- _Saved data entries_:
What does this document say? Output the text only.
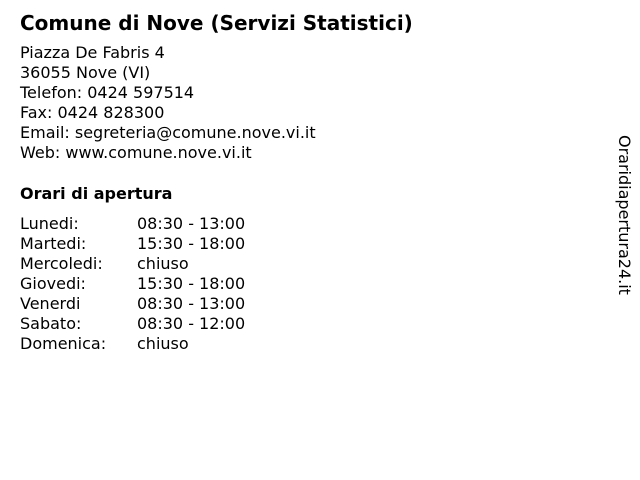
Comune di Nove (Servizi Statistici)
Piazza De Fabris 4
36055 Nove (VI)
Telefon: 0424 597514
Fax: 0424 828300
Email: segreteria@comune.nove.vi.it
Web: www.comune.nove.vi.it
Orari di apertura
Lunedi:	08:30 - 13:00
Martedi:	15:30 - 18:00
Mercoledi:	chiuso
Giovedi:	15:30 - 18:00
Venerdi	08:30 - 13:00
Sabato:	08:30 - 12:00
Domenica:	chiuso
Oraridiapertura24.it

- _EXERCISE DIRECTIONS_: Output the records above exactly; leave out the pictures.

- _TASK ANSWER_:
What does this document say? Output the text only.
Comune di Nove (Servizi Statistici)
Piazza De Fabris 4
36055 Nove (VI)
Telefon: 0424 597514
Fax: 0424 828300
Email: segreteria@comune.nove.vi.it
Web: www.comune.nove.vi.it
Orari di apertura
Lunedi:	08:30 - 13:00
Martedi:	15:30 - 18:00
Mercoledi:	chiuso
Giovedi:	15:30 - 18:00
Venerdi	08:30 - 13:00
Sabato:	08:30 - 12:00
Domenica:	chiuso
Oraridiapertura24.it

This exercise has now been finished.